Text section -
● ● ●

30 Aug The Best Things To See and Do in Nebraska
After graduating from UCLA, JIll traveled the world looking for unique destinations. She’s been writing about her travels for almost 30 years in various publications.
She writes a weekly restaurant review for the Beverly Press and Park LaBrea News. It’s inserted into the Los Angeles Times every Thursday and delivered to subscribers from Hancock Park to Beverly Hills, Hollywood Hills to the Wilshire Corridor.
The Best Things To See and Do in Nebraska
BY JILL WEINLEIN
Known as a ‘Flyover state’, Nebraska is one of the American states that is perceived as not on the top of everyone’s list. Most people just fly over when traveling coast to coast. This summer I decided to touch down in Denver, Colorado and drive with some friends to see the surprising sights of the 37th state admitted into the union. We discovered a scenic state filled with friendly people, historical sights, natural wonders and a diverse culinary scene.
Nebraska offers some of the most popular scenic byways including the Lewis & Clark Scenic Byway, the Outlaw Trail Scenic Byway, and the Sandhills Journey Scenic Byway.
Along the Lincoln Highway which stretches from Times Square NYC to San Francisco is about 450 miles of byways through Nebraska. One of our first notable stops was in the charming historic town of Potter. It’s just a minute off of I-80 in the Nebraska Panhandle and about a two and a half hour drive from the Denver International airport.
Stopping for a meal at The Potter Sundry, we were surprised that this historic soda fountain was where the Tin Roof Sundae was created. Back in the early 1900s, the owner’s teenage son “Pinky” was a soda jerk. One day while scooping chocolate and vanilla ice cream, he topped it with chocolate syrup, added fluffy marshmallow cream and nuts. Since the ceiling of the building was tin, he named this cool dessert – Tin Roof Sundae, and it soon became a town and later national sensation.

● ● ●

Directives -
1. Answer these from the Nebraska travel article, one line each:
(a) In which city did the writer land before driving into Nebraska?
(b) About how many miles of the Lincoln Highway's byways run through Nebraska?
(c) Why was the Tin Roof Sundae given that name?
2. Shorten the paragraph of the Nebraska travel article that begins "Stopping for a meal at The Potter Sundry" while keeping its main facts.
3. Write the next few paragraphs of the Nebraska travel article, picking up after its last sentence.

● ● ●

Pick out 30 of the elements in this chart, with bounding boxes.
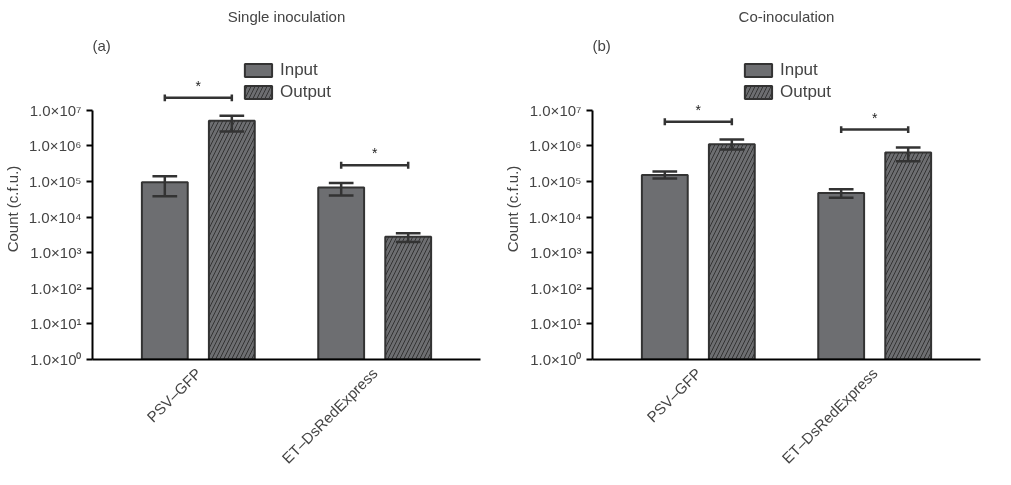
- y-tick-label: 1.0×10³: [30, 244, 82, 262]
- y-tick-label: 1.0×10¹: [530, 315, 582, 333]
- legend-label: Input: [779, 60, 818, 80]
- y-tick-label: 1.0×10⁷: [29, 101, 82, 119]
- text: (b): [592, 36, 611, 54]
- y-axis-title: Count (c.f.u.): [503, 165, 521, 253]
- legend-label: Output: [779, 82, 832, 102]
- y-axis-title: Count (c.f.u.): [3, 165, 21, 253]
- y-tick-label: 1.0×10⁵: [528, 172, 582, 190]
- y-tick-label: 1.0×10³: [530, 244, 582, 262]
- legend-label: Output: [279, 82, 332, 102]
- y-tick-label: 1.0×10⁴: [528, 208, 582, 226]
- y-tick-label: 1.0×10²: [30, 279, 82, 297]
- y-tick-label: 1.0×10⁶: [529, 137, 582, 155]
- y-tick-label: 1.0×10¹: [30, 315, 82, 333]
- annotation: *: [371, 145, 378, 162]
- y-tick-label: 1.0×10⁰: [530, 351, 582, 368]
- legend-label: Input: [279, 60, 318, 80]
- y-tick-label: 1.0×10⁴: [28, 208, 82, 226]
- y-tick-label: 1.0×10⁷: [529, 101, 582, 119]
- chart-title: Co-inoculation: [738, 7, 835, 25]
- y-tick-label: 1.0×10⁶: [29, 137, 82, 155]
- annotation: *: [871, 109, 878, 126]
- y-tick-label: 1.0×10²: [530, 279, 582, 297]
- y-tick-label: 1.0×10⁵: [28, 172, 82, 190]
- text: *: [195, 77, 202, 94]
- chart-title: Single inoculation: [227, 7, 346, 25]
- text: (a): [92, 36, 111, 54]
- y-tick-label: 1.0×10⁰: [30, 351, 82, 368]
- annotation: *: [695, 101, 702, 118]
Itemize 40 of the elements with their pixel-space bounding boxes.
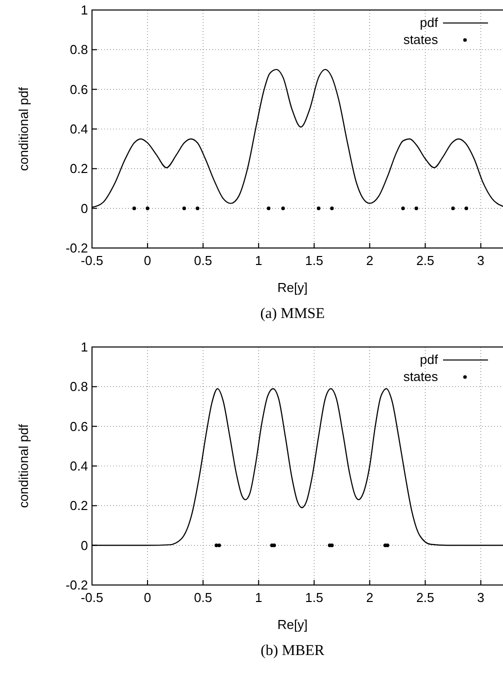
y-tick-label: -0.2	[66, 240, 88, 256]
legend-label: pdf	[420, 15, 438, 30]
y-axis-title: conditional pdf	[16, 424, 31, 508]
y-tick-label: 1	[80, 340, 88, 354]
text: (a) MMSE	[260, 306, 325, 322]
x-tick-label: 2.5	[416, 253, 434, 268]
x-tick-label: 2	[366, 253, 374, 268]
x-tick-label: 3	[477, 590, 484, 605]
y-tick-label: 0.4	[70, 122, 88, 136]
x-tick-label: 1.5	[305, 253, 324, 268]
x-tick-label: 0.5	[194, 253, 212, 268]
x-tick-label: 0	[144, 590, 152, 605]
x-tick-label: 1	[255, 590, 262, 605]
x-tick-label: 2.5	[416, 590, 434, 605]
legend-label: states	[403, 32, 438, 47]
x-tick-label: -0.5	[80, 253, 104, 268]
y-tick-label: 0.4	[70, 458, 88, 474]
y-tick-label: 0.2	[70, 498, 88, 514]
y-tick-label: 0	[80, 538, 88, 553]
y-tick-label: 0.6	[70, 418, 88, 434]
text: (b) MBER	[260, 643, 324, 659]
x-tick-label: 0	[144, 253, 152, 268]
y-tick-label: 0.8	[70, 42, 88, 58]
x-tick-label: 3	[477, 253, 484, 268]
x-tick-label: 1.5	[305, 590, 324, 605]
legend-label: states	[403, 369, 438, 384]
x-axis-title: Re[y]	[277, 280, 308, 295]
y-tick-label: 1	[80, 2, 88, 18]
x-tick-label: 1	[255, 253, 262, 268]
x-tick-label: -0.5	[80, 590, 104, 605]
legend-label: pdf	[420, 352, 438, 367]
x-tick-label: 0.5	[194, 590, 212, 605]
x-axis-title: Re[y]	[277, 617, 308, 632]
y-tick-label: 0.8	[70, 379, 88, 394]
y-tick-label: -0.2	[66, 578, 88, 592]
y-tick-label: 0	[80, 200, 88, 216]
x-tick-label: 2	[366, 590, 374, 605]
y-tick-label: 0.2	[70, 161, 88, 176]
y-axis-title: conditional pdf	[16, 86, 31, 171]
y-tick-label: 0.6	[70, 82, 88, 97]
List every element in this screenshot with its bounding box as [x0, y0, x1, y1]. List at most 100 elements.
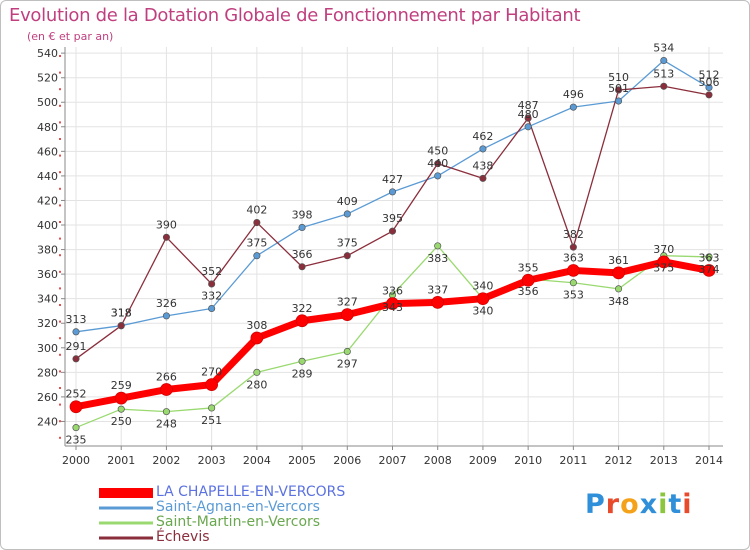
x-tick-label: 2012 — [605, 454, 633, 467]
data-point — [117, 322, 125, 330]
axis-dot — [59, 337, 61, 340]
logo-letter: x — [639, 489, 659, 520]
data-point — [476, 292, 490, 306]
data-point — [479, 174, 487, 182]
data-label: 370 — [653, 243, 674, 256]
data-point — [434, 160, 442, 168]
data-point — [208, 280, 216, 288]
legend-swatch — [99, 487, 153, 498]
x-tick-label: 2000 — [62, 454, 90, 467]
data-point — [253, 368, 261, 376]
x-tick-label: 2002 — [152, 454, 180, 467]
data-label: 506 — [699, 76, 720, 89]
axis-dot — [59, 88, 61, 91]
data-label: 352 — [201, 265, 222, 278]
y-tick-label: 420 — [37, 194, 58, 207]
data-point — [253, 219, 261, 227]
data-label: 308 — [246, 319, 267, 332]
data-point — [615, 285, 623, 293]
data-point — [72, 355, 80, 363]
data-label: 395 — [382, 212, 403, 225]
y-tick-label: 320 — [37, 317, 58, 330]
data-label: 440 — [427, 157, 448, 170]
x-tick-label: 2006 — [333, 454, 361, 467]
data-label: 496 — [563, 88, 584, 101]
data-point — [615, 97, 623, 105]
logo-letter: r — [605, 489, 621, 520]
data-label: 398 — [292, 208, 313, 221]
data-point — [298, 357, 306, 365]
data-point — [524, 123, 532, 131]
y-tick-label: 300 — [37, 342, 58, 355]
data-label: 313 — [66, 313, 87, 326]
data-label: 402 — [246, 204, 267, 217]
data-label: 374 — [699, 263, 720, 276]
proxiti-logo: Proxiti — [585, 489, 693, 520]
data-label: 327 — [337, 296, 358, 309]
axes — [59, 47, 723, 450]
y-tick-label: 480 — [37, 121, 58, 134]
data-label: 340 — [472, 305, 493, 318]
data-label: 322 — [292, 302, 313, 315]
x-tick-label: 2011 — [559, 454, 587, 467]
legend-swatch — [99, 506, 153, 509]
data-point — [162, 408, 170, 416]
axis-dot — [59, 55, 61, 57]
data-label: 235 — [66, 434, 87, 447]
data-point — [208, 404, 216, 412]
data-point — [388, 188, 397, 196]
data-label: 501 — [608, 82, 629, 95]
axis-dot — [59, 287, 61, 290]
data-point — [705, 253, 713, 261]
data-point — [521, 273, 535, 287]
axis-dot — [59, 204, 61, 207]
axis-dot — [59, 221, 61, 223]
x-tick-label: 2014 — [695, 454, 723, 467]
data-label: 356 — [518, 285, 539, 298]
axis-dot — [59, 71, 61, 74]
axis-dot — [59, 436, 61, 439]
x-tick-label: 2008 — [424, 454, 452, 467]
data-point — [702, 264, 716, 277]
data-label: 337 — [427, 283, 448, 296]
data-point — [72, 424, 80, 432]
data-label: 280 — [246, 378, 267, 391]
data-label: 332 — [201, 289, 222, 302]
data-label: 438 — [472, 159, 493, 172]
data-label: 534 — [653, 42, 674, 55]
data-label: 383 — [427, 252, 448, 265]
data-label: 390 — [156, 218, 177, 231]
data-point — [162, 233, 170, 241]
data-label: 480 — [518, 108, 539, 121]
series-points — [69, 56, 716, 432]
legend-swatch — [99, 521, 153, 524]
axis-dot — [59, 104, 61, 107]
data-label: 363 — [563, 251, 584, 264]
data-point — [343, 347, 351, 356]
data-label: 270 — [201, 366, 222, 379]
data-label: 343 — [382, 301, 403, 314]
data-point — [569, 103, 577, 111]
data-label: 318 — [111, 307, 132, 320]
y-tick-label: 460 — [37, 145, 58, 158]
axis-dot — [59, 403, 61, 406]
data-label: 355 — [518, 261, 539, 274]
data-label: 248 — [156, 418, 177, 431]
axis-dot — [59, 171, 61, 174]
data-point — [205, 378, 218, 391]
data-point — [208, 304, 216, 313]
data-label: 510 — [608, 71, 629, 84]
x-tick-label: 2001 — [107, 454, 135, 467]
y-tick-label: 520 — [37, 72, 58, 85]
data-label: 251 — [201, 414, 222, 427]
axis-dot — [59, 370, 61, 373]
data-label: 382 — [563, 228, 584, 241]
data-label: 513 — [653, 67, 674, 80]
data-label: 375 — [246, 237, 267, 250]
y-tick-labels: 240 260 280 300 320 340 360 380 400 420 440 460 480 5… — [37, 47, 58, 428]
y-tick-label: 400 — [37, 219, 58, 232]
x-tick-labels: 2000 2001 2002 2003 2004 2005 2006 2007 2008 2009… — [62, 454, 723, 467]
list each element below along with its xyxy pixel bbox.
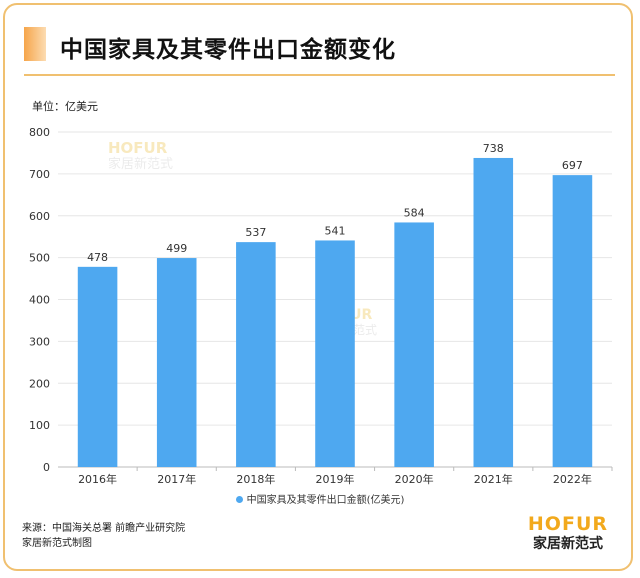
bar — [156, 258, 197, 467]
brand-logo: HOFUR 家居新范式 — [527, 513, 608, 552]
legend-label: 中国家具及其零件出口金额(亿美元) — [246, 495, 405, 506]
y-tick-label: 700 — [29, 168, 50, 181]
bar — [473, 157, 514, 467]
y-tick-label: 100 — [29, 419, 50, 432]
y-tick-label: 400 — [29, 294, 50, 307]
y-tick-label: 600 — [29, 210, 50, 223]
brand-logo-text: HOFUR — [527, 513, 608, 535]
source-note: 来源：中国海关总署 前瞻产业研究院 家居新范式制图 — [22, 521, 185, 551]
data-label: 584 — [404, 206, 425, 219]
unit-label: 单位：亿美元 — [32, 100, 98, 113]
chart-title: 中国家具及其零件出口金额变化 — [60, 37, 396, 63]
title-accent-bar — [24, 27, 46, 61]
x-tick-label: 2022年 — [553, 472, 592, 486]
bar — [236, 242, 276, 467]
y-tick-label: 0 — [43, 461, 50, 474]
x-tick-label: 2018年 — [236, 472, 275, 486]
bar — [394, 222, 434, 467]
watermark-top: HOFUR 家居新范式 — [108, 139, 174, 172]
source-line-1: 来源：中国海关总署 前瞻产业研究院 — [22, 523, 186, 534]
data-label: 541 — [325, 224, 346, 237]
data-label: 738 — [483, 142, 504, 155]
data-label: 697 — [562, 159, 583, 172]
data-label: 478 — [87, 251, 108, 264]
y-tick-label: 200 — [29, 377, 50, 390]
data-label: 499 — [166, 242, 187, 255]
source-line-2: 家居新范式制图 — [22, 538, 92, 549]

● ● ●

Set of answers -
1.
(a) Denver, Colorado.
(b) About 450 miles.
(c) Because the ceiling of the building was tin.

2. The Tin Roof Sundae was created at The Potter Sundry, a historic soda fountain. In the early 1900s, the owner's teenage son "Pinky," a soda jerk, topped chocolate and vanilla ice cream with chocolate syrup, marshmallow cream and nuts. He named it for the building's tin ceiling, and the dessert became a town and later a national sensation.

3.
Walking down to Potter’s Duckpin Bowling Alley, we climbed up a flight of wood stairs to the historic three lane Duckpin bowling alley. Built between the 1920s and 1930s, this is the only one of its kind west of the Mississippi. After a few games, we got back in our car, and drove Northwest on the scenic Bridges to Buttes byway to Crawford, known as the “Big Game Capital of Nebraska.” It was a pretty three hour drive through vast prairies and unique geological formations that are national treasures.
Staying overnight at Our Heritage Guest Ranch, the ranch owner Jean Norman opened to the public her family homestead that is a National Natural Landmark. Her ancestors were provided the land by the federal Homestead Act of 1862, and granted around 160 acres to settle on and farm the land. She now has over 300 acres to raise cattle, farm and offer guest lodging. Surrounding the ranch is unique landscape with pine covered hills that meet badlands and prairie. It’s a unique wedding, family reunion and wellness retreat.
The ranch is just a ten minute drive to Toadstool Geological Park, named after the unusual toadstool geological formations. The area offers fossils that have provided scientists insight into the behavior of animals who passed through this area some 30 million years ago. The wide-open spaces offer limited light pollution in the evening
For one of the darkest spots in Nebraska to see stars, constellations, the Milky Way and International Space Station flying overhead every 90 minutes.
The next morning, we drove in the opposite direction to visit a modern archaeology excavation site at Hudson-Meng Reseach and Education Center. Located in the Oglala National Grassland, visitors can tour one of the most important paleo-archeological discoveries in North America. There are multiple bone bed enclosures displaying ancient skeletons of approximately 600 bison. They aren’t the same species of bison that exist today; these animals lived tens of thousands of years ago on the American plains and mysteriously died here.
Also in the Crawford area is Fort Robinson State Park that was the site of the 1879 Cheyenne Outbreak and the death of famed Sioux Chief Crazy Horse. Over the years, the fort served the Red Cloud Indian Agency, and where blue-coated cavalrymen once bunked. It was established as a state park in 1962, and now offers stagecoach trail rides, historic jeep tours and a visit inside the interactive State History Museum. Stop in the Lodge to stay overnight and enjoy a meal in the restaurant off the lobby and gift shop.
Driving about one hour to the city of Alliance, is Carhenge, a whimsical replica of Stonehenge. Built as memorial to the artist Jim Reinders father who lived on this land, Reinders painted 38 classic 1960s and 1970s cars a stone gray color. Next he arranged them in a full scale replica of England’s mystical arrangement of stones that chart the sun and moon phases. It’s open year round, and during the summer there is a gift shop to purchase souvenirs and snacks.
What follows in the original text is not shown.